* **Exercise prompt**: Quote every line below exactly and skip any picture.

* **Supplied data**:
- - - - -

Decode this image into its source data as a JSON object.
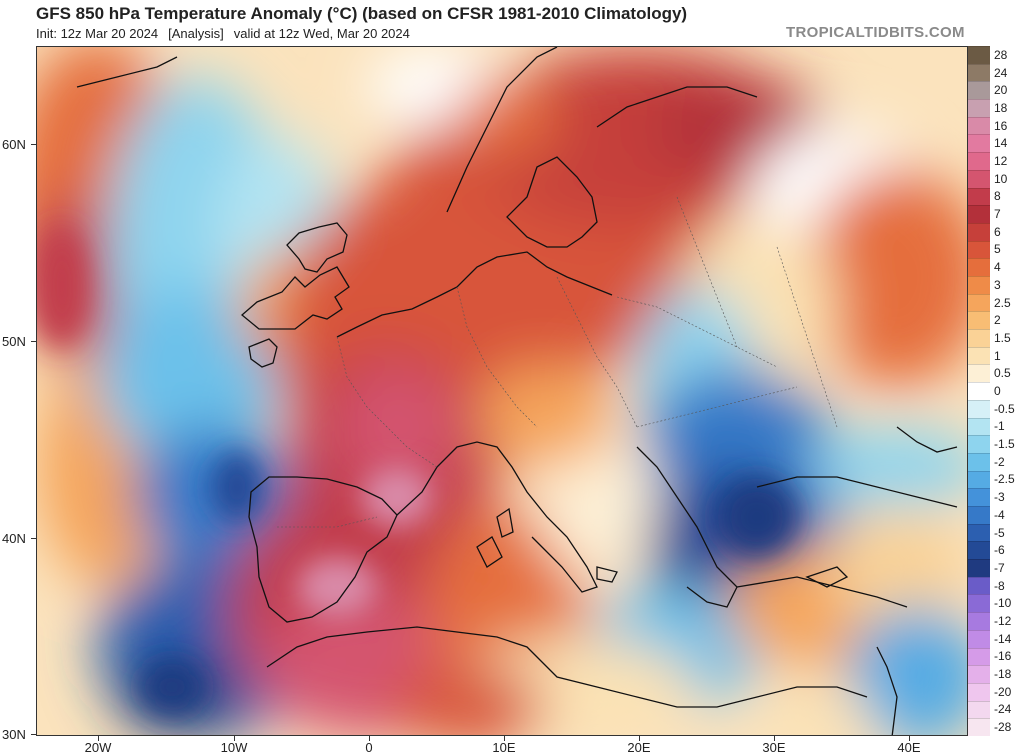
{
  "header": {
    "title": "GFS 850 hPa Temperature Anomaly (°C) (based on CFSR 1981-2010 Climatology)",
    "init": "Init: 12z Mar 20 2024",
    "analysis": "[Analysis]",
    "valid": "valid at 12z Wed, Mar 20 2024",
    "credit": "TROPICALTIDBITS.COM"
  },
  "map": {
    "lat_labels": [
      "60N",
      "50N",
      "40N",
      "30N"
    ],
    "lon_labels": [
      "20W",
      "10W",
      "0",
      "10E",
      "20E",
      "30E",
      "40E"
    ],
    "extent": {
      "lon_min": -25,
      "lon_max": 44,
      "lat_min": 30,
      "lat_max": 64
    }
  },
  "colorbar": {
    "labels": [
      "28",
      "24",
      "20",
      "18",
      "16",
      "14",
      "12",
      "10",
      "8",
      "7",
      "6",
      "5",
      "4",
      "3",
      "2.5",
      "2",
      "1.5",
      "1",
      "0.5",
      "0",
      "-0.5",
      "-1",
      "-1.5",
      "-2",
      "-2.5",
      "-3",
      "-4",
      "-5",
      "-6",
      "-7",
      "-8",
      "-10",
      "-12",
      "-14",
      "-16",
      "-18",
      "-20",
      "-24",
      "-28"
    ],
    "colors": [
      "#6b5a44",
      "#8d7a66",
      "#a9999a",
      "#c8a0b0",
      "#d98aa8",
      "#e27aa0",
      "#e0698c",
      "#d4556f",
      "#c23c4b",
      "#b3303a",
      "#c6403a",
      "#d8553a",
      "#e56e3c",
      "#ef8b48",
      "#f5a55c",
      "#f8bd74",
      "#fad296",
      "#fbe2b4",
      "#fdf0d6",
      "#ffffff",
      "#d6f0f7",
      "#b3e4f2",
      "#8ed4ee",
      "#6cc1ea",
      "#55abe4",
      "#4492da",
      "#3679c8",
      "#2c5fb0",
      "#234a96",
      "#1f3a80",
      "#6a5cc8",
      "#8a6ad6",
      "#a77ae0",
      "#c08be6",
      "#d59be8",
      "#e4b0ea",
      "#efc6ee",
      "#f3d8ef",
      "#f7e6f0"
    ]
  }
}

- - - - -

* **Complete output**:
Decode this image into its source data as a JSON object.
{
  "header": {
    "title": "GFS 850 hPa Temperature Anomaly (°C) (based on CFSR 1981-2010 Climatology)",
    "init": "Init: 12z Mar 20 2024",
    "analysis": "[Analysis]",
    "valid": "valid at 12z Wed, Mar 20 2024",
    "credit": "TROPICALTIDBITS.COM"
  },
  "map": {
    "lat_labels": [
      "60N",
      "50N",
      "40N",
      "30N"
    ],
    "lon_labels": [
      "20W",
      "10W",
      "0",
      "10E",
      "20E",
      "30E",
      "40E"
    ],
    "extent": {
      "lon_min": -25,
      "lon_max": 44,
      "lat_min": 30,
      "lat_max": 64
    }
  },
  "colorbar": {
    "labels": [
      "28",
      "24",
      "20",
      "18",
      "16",
      "14",
      "12",
      "10",
      "8",
      "7",
      "6",
      "5",
      "4",
      "3",
      "2.5",
      "2",
      "1.5",
      "1",
      "0.5",
      "0",
      "-0.5",
      "-1",
      "-1.5",
      "-2",
      "-2.5",
      "-3",
      "-4",
      "-5",
      "-6",
      "-7",
      "-8",
      "-10",
      "-12",
      "-14",
      "-16",
      "-18",
      "-20",
      "-24",
      "-28"
    ],
    "colors": [
      "#6b5a44",
      "#8d7a66",
      "#a9999a",
      "#c8a0b0",
      "#d98aa8",
      "#e27aa0",
      "#e0698c",
      "#d4556f",
      "#c23c4b",
      "#b3303a",
      "#c6403a",
      "#d8553a",
      "#e56e3c",
      "#ef8b48",
      "#f5a55c",
      "#f8bd74",
      "#fad296",
      "#fbe2b4",
      "#fdf0d6",
      "#ffffff",
      "#d6f0f7",
      "#b3e4f2",
      "#8ed4ee",
      "#6cc1ea",
      "#55abe4",
      "#4492da",
      "#3679c8",
      "#2c5fb0",
      "#234a96",
      "#1f3a80",
      "#6a5cc8",
      "#8a6ad6",
      "#a77ae0",
      "#c08be6",
      "#d59be8",
      "#e4b0ea",
      "#efc6ee",
      "#f3d8ef",
      "#f7e6f0"
    ]
  }
}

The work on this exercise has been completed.